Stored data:
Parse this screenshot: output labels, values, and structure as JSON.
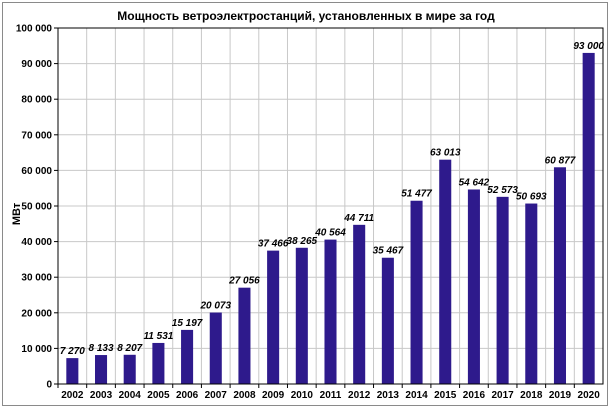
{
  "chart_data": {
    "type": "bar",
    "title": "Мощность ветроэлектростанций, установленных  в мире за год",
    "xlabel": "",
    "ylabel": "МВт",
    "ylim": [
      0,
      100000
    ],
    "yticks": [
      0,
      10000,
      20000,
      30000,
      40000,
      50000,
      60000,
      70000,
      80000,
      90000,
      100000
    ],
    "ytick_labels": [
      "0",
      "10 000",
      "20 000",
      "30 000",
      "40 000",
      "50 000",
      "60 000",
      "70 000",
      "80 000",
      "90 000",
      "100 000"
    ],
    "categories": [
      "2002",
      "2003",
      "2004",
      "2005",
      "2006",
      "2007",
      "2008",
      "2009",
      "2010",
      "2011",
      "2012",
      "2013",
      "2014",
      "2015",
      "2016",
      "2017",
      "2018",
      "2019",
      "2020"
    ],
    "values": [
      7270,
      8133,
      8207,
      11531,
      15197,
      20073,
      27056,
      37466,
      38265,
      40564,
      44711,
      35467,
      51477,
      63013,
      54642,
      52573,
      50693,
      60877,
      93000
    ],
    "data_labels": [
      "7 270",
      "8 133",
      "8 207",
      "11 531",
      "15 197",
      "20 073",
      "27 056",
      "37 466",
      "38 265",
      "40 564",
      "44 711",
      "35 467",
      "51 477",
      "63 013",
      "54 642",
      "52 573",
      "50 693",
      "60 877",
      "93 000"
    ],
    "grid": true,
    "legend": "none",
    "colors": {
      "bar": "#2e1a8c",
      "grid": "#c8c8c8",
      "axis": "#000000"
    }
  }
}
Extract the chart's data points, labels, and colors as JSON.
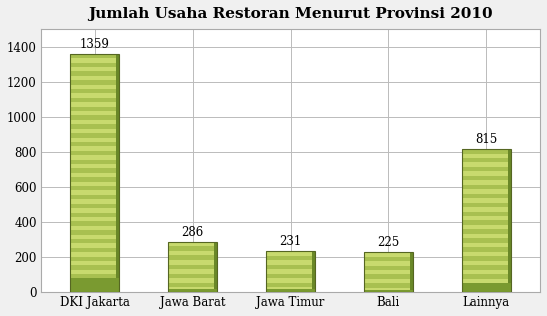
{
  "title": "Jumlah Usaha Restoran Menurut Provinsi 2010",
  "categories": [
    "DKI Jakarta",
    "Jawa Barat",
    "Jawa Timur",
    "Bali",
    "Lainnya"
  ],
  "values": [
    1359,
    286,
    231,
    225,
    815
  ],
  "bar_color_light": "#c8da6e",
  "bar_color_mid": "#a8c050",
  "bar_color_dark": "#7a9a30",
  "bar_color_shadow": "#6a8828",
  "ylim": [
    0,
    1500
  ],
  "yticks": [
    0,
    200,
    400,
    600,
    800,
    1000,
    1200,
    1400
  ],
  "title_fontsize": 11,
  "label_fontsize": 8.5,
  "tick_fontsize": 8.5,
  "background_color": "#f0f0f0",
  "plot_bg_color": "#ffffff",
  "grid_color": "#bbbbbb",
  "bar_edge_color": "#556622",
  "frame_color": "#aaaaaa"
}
--
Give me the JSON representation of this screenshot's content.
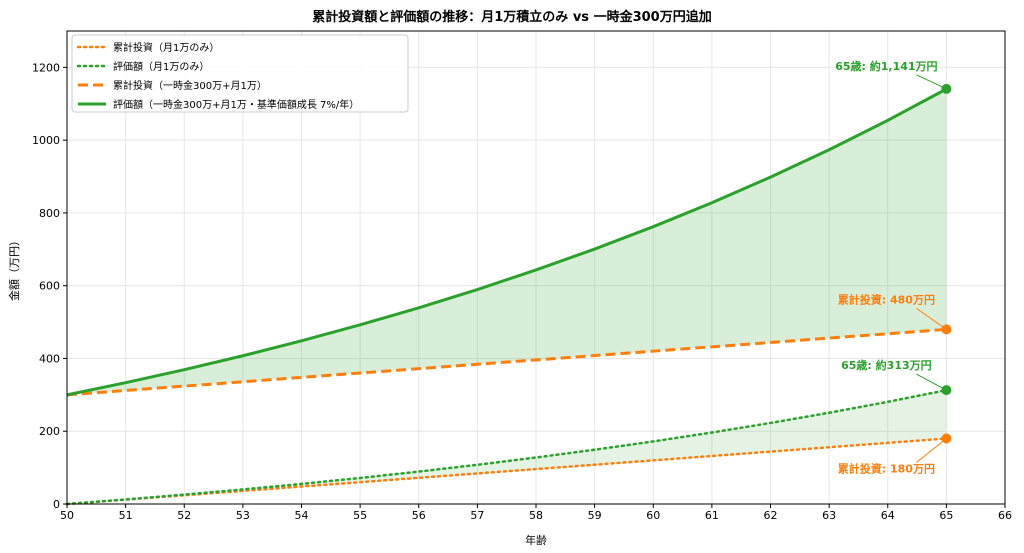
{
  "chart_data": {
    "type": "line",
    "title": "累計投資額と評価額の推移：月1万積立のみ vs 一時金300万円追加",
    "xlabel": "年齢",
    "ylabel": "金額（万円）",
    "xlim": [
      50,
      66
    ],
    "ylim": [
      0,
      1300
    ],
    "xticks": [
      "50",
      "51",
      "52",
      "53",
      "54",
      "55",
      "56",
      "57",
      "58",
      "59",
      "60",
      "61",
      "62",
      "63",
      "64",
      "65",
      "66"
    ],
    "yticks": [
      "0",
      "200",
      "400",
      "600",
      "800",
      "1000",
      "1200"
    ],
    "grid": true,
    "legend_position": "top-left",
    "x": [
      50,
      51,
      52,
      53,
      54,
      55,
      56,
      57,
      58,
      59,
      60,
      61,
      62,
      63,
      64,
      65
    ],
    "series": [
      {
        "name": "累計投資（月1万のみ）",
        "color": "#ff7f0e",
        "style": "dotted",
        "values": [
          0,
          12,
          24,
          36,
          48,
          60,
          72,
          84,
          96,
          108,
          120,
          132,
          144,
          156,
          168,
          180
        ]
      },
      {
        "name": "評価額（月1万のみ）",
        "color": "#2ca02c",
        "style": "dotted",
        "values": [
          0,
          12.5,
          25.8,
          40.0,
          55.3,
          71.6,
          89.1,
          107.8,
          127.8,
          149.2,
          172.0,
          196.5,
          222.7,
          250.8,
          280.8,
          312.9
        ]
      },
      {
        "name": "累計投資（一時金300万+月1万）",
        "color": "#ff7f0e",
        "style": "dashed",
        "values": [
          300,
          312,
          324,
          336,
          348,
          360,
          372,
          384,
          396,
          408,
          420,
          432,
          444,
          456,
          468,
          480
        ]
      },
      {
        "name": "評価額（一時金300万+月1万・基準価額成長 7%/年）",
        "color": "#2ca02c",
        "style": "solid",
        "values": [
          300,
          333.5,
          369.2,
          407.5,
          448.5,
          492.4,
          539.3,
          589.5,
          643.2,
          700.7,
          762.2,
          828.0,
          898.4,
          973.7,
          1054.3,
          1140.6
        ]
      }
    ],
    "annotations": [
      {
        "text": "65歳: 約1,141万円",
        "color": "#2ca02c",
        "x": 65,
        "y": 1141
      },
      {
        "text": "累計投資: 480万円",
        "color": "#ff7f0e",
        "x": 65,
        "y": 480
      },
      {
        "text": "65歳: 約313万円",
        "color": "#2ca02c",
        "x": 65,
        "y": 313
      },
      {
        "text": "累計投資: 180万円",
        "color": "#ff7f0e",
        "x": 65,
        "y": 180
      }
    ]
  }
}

Instructions to follow -
List all lines where "text" occurs.

Full solution -
        "text": "65歳: 約1,141万円",
        "text": "累計投資: 480万円",
        "text": "65歳: 約313万円",
        "text": "累計投資: 180万円",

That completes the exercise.